* [EXERCISE]:
Return the entries below in their exact form, leaving the pictures out.

⁂

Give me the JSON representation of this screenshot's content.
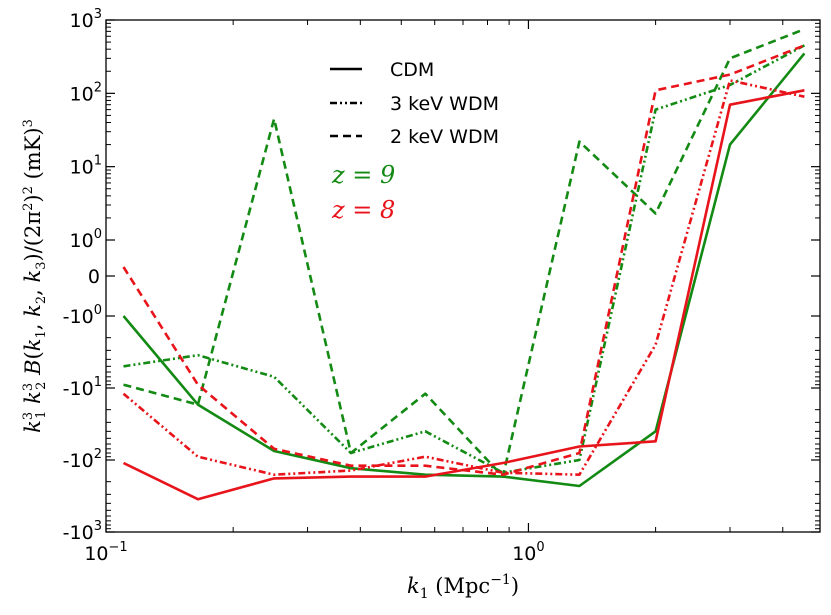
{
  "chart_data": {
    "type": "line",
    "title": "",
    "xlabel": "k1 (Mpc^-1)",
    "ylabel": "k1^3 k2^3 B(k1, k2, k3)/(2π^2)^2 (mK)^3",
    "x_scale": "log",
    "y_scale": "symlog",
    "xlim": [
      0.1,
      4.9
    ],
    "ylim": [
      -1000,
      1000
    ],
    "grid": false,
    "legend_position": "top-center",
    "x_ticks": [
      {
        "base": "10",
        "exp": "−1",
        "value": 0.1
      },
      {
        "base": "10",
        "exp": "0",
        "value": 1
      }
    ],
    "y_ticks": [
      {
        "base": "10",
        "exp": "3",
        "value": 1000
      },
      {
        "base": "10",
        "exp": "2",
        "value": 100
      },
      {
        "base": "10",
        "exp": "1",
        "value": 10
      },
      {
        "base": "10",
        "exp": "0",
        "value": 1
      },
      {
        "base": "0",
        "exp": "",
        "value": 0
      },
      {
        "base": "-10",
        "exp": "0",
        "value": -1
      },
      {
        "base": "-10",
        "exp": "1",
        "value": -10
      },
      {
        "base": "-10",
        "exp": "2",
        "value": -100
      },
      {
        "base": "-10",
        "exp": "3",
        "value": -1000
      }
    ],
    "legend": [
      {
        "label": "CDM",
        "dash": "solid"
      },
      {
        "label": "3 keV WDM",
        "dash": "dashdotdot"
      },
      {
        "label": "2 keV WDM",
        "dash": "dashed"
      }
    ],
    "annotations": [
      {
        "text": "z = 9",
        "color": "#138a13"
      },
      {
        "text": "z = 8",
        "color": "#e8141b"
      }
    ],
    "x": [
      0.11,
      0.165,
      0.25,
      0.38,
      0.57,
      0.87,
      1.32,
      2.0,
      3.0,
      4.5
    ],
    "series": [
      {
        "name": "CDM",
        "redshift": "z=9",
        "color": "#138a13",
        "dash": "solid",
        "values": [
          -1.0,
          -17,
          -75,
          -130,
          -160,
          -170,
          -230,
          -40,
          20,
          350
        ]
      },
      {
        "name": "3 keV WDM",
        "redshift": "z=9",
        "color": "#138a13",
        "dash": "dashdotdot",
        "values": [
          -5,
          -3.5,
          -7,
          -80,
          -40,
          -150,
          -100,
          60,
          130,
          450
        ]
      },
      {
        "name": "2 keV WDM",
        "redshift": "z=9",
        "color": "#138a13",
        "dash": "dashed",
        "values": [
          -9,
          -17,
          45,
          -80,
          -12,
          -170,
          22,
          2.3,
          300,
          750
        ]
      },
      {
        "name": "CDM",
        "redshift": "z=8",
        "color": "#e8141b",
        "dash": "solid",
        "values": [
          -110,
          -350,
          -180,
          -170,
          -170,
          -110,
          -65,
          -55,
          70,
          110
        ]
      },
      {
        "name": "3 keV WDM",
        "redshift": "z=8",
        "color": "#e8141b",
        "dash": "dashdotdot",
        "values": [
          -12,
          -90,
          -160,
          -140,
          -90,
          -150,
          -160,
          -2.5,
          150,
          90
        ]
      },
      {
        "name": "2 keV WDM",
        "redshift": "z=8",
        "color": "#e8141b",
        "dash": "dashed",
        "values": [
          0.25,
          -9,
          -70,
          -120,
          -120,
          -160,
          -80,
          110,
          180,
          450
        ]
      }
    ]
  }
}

⁂

* [THE SOLUTION]:
Give me the JSON representation of this screenshot's content.
{
  "chart_data": {
    "type": "line",
    "title": "",
    "xlabel": "k1 (Mpc^-1)",
    "ylabel": "k1^3 k2^3 B(k1, k2, k3)/(2π^2)^2 (mK)^3",
    "x_scale": "log",
    "y_scale": "symlog",
    "xlim": [
      0.1,
      4.9
    ],
    "ylim": [
      -1000,
      1000
    ],
    "grid": false,
    "legend_position": "top-center",
    "x_ticks": [
      {
        "base": "10",
        "exp": "−1",
        "value": 0.1
      },
      {
        "base": "10",
        "exp": "0",
        "value": 1
      }
    ],
    "y_ticks": [
      {
        "base": "10",
        "exp": "3",
        "value": 1000
      },
      {
        "base": "10",
        "exp": "2",
        "value": 100
      },
      {
        "base": "10",
        "exp": "1",
        "value": 10
      },
      {
        "base": "10",
        "exp": "0",
        "value": 1
      },
      {
        "base": "0",
        "exp": "",
        "value": 0
      },
      {
        "base": "-10",
        "exp": "0",
        "value": -1
      },
      {
        "base": "-10",
        "exp": "1",
        "value": -10
      },
      {
        "base": "-10",
        "exp": "2",
        "value": -100
      },
      {
        "base": "-10",
        "exp": "3",
        "value": -1000
      }
    ],
    "legend": [
      {
        "label": "CDM",
        "dash": "solid"
      },
      {
        "label": "3 keV WDM",
        "dash": "dashdotdot"
      },
      {
        "label": "2 keV WDM",
        "dash": "dashed"
      }
    ],
    "annotations": [
      {
        "text": "z = 9",
        "color": "#138a13"
      },
      {
        "text": "z = 8",
        "color": "#e8141b"
      }
    ],
    "x": [
      0.11,
      0.165,
      0.25,
      0.38,
      0.57,
      0.87,
      1.32,
      2.0,
      3.0,
      4.5
    ],
    "series": [
      {
        "name": "CDM",
        "redshift": "z=9",
        "color": "#138a13",
        "dash": "solid",
        "values": [
          -1.0,
          -17,
          -75,
          -130,
          -160,
          -170,
          -230,
          -40,
          20,
          350
        ]
      },
      {
        "name": "3 keV WDM",
        "redshift": "z=9",
        "color": "#138a13",
        "dash": "dashdotdot",
        "values": [
          -5,
          -3.5,
          -7,
          -80,
          -40,
          -150,
          -100,
          60,
          130,
          450
        ]
      },
      {
        "name": "2 keV WDM",
        "redshift": "z=9",
        "color": "#138a13",
        "dash": "dashed",
        "values": [
          -9,
          -17,
          45,
          -80,
          -12,
          -170,
          22,
          2.3,
          300,
          750
        ]
      },
      {
        "name": "CDM",
        "redshift": "z=8",
        "color": "#e8141b",
        "dash": "solid",
        "values": [
          -110,
          -350,
          -180,
          -170,
          -170,
          -110,
          -65,
          -55,
          70,
          110
        ]
      },
      {
        "name": "3 keV WDM",
        "redshift": "z=8",
        "color": "#e8141b",
        "dash": "dashdotdot",
        "values": [
          -12,
          -90,
          -160,
          -140,
          -90,
          -150,
          -160,
          -2.5,
          150,
          90
        ]
      },
      {
        "name": "2 keV WDM",
        "redshift": "z=8",
        "color": "#e8141b",
        "dash": "dashed",
        "values": [
          0.25,
          -9,
          -70,
          -120,
          -120,
          -160,
          -80,
          110,
          180,
          450
        ]
      }
    ]
  }
}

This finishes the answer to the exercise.